↓↓↓

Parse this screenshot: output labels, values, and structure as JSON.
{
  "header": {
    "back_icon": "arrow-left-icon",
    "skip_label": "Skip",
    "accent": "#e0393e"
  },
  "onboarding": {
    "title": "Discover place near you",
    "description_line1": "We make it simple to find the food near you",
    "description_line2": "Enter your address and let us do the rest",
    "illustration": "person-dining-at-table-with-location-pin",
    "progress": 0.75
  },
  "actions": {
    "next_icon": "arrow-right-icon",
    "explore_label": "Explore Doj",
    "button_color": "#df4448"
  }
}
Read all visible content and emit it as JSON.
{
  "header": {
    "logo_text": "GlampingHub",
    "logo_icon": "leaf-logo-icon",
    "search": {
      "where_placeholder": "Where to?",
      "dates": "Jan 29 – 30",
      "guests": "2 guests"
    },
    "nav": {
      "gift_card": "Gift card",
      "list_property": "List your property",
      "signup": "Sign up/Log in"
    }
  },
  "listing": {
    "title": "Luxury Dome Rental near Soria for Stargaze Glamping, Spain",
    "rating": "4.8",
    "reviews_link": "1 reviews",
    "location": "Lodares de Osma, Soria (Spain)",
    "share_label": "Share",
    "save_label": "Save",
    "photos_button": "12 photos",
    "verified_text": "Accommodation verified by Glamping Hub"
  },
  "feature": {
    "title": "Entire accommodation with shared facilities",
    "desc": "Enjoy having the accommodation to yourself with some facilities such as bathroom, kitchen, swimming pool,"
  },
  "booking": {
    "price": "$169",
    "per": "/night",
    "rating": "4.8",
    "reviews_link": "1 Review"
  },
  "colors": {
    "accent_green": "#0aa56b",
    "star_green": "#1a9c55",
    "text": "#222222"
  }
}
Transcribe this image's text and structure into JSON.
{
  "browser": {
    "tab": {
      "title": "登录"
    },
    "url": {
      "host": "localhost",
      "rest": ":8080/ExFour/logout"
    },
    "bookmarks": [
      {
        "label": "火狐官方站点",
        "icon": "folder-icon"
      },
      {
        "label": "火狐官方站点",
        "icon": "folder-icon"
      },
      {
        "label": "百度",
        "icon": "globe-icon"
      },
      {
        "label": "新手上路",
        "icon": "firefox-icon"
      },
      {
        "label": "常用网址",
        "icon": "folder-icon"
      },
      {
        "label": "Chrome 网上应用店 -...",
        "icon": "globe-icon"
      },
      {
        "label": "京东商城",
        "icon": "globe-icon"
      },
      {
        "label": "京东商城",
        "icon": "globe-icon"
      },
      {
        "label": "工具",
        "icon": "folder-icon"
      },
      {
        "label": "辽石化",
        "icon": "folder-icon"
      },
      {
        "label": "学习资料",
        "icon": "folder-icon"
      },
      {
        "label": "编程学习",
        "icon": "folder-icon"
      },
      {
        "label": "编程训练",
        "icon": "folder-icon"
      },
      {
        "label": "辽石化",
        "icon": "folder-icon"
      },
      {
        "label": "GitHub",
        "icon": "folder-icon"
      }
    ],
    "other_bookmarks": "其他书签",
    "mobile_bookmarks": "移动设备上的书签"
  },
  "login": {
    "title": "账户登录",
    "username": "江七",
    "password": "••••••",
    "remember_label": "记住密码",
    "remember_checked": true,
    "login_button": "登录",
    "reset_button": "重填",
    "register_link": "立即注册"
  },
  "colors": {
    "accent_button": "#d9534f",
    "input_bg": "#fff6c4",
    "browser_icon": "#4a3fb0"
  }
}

↑↑↑

- **The task**
Word for word, restate all of the data shown above.

- **Solution to the problem**
Parse this screenshot: output labels, values, and structure as JSON.
{
  "header": {
    "back_icon": "arrow-left-icon",
    "skip_label": "Skip",
    "accent": "#e0393e"
  },
  "onboarding": {
    "title": "Discover place near you",
    "description_line1": "We make it simple to find the food near you",
    "description_line2": "Enter your address and let us do the rest",
    "illustration": "person-dining-at-table-with-location-pin",
    "progress": 0.75
  },
  "actions": {
    "next_icon": "arrow-right-icon",
    "explore_label": "Explore Doj",
    "button_color": "#df4448"
  }
}
Read all visible content and emit it as JSON.
{
  "header": {
    "logo_text": "GlampingHub",
    "logo_icon": "leaf-logo-icon",
    "search": {
      "where_placeholder": "Where to?",
      "dates": "Jan 29 – 30",
      "guests": "2 guests"
    },
    "nav": {
      "gift_card": "Gift card",
      "list_property": "List your property",
      "signup": "Sign up/Log in"
    }
  },
  "listing": {
    "title": "Luxury Dome Rental near Soria for Stargaze Glamping, Spain",
    "rating": "4.8",
    "reviews_link": "1 reviews",
    "location": "Lodares de Osma, Soria (Spain)",
    "share_label": "Share",
    "save_label": "Save",
    "photos_button": "12 photos",
    "verified_text": "Accommodation verified by Glamping Hub"
  },
  "feature": {
    "title": "Entire accommodation with shared facilities",
    "desc": "Enjoy having the accommodation to yourself with some facilities such as bathroom, kitchen, swimming pool,"
  },
  "booking": {
    "price": "$169",
    "per": "/night",
    "rating": "4.8",
    "reviews_link": "1 Review"
  },
  "colors": {
    "accent_green": "#0aa56b",
    "star_green": "#1a9c55",
    "text": "#222222"
  }
}
Transcribe this image's text and structure into JSON.
{
  "browser": {
    "tab": {
      "title": "登录"
    },
    "url": {
      "host": "localhost",
      "rest": ":8080/ExFour/logout"
    },
    "bookmarks": [
      {
        "label": "火狐官方站点",
        "icon": "folder-icon"
      },
      {
        "label": "火狐官方站点",
        "icon": "folder-icon"
      },
      {
        "label": "百度",
        "icon": "globe-icon"
      },
      {
        "label": "新手上路",
        "icon": "firefox-icon"
      },
      {
        "label": "常用网址",
        "icon": "folder-icon"
      },
      {
        "label": "Chrome 网上应用店 -...",
        "icon": "globe-icon"
      },
      {
        "label": "京东商城",
        "icon": "globe-icon"
      },
      {
        "label": "京东商城",
        "icon": "globe-icon"
      },
      {
        "label": "工具",
        "icon": "folder-icon"
      },
      {
        "label": "辽石化",
        "icon": "folder-icon"
      },
      {
        "label": "学习资料",
        "icon": "folder-icon"
      },
      {
        "label": "编程学习",
        "icon": "folder-icon"
      },
      {
        "label": "编程训练",
        "icon": "folder-icon"
      },
      {
        "label": "辽石化",
        "icon": "folder-icon"
      },
      {
        "label": "GitHub",
        "icon": "folder-icon"
      }
    ],
    "other_bookmarks": "其他书签",
    "mobile_bookmarks": "移动设备上的书签"
  },
  "login": {
    "title": "账户登录",
    "username": "江七",
    "password": "••••••",
    "remember_label": "记住密码",
    "remember_checked": true,
    "login_button": "登录",
    "reset_button": "重填",
    "register_link": "立即注册"
  },
  "colors": {
    "accent_button": "#d9534f",
    "input_bg": "#fff6c4",
    "browser_icon": "#4a3fb0"
  }
}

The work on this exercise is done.